start Given information

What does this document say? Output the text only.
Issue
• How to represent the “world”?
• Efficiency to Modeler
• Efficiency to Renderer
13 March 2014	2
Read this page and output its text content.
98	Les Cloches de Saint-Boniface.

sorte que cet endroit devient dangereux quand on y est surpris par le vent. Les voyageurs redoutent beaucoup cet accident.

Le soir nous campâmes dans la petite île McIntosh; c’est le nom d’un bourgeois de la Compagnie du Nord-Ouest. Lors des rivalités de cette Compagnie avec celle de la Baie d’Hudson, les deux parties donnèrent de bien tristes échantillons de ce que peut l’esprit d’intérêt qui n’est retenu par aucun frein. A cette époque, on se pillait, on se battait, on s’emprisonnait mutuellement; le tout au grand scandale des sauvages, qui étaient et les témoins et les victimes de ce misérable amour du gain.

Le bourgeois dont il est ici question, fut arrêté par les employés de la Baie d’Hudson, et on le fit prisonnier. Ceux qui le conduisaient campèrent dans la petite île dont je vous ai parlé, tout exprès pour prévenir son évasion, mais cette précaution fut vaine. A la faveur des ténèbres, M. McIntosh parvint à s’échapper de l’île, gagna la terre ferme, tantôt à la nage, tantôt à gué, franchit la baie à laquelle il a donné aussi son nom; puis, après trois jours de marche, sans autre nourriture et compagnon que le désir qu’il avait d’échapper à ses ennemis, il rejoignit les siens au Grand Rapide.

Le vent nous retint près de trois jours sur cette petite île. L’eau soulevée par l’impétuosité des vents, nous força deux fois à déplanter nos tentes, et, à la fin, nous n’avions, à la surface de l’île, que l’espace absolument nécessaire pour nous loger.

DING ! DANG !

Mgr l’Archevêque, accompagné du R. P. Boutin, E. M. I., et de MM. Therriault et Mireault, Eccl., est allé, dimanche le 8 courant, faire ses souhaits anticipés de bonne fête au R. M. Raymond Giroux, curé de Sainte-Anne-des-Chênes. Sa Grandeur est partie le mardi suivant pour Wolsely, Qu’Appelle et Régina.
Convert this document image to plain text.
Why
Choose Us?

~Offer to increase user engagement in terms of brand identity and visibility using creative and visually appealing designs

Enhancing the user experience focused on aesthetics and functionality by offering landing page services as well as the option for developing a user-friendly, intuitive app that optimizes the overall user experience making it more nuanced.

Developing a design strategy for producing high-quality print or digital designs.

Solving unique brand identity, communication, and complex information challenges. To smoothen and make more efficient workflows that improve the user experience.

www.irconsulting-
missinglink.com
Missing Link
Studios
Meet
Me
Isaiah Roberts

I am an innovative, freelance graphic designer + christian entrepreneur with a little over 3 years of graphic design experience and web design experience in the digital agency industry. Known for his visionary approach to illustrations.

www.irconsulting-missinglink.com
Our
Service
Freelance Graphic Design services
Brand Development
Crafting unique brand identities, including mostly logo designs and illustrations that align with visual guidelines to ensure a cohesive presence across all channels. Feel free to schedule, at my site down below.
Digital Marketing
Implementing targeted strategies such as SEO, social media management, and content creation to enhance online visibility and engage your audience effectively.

end Given information

» Problem to work on: Scan the entries above. Copy each line that has the string "page".

» Reply:
Read this page and output its text content.
Enhancing the user experience focused on aesthetics and functionality by offering landing page services as well as the option for developing a user-friendly, intuitive app that optimizes the overall user experience making it more nuanced.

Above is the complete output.